■ Records for this exercise:
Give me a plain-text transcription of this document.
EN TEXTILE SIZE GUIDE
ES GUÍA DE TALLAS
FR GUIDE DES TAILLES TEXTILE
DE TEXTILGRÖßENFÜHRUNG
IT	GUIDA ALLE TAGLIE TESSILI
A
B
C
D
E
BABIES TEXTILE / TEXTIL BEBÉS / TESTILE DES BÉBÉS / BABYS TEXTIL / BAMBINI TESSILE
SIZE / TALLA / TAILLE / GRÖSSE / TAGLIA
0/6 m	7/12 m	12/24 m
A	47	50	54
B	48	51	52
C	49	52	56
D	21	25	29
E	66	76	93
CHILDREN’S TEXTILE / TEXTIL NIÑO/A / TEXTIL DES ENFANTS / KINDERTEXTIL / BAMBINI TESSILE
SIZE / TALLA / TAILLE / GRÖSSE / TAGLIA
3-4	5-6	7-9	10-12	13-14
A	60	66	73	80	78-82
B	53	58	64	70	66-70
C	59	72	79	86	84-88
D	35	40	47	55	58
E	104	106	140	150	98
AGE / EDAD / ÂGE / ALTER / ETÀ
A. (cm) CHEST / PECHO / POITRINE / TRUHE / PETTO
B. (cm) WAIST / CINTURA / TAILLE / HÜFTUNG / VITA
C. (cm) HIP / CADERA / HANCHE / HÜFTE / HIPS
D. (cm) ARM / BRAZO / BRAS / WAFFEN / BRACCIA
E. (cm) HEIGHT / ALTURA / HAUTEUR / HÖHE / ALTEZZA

■ Written problem:
Give all the entries again exactly; leave none out.

■ Solution for this exercise:
Give me a plain-text transcription of this document.
EN TEXTILE SIZE GUIDE
ES GUÍA DE TALLAS
FR GUIDE DES TAILLES TEXTILE
DE TEXTILGRÖßENFÜHRUNG
IT	GUIDA ALLE TAGLIE TESSILI
A
B
C
D
E
BABIES TEXTILE / TEXTIL BEBÉS / TESTILE DES BÉBÉS / BABYS TEXTIL / BAMBINI TESSILE
SIZE / TALLA / TAILLE / GRÖSSE / TAGLIA
0/6 m	7/12 m	12/24 m
A	47	50	54
B	48	51	52
C	49	52	56
D	21	25	29
E	66	76	93
CHILDREN’S TEXTILE / TEXTIL NIÑO/A / TEXTIL DES ENFANTS / KINDERTEXTIL / BAMBINI TESSILE
SIZE / TALLA / TAILLE / GRÖSSE / TAGLIA
3-4	5-6	7-9	10-12	13-14
A	60	66	73	80	78-82
B	53	58	64	70	66-70
C	59	72	79	86	84-88
D	35	40	47	55	58
E	104	106	140	150	98
AGE / EDAD / ÂGE / ALTER / ETÀ
A. (cm) CHEST / PECHO / POITRINE / TRUHE / PETTO
B. (cm) WAIST / CINTURA / TAILLE / HÜFTUNG / VITA
C. (cm) HIP / CADERA / HANCHE / HÜFTE / HIPS
D. (cm) ARM / BRAZO / BRAS / WAFFEN / BRACCIA
E. (cm) HEIGHT / ALTURA / HAUTEUR / HÖHE / ALTEZZA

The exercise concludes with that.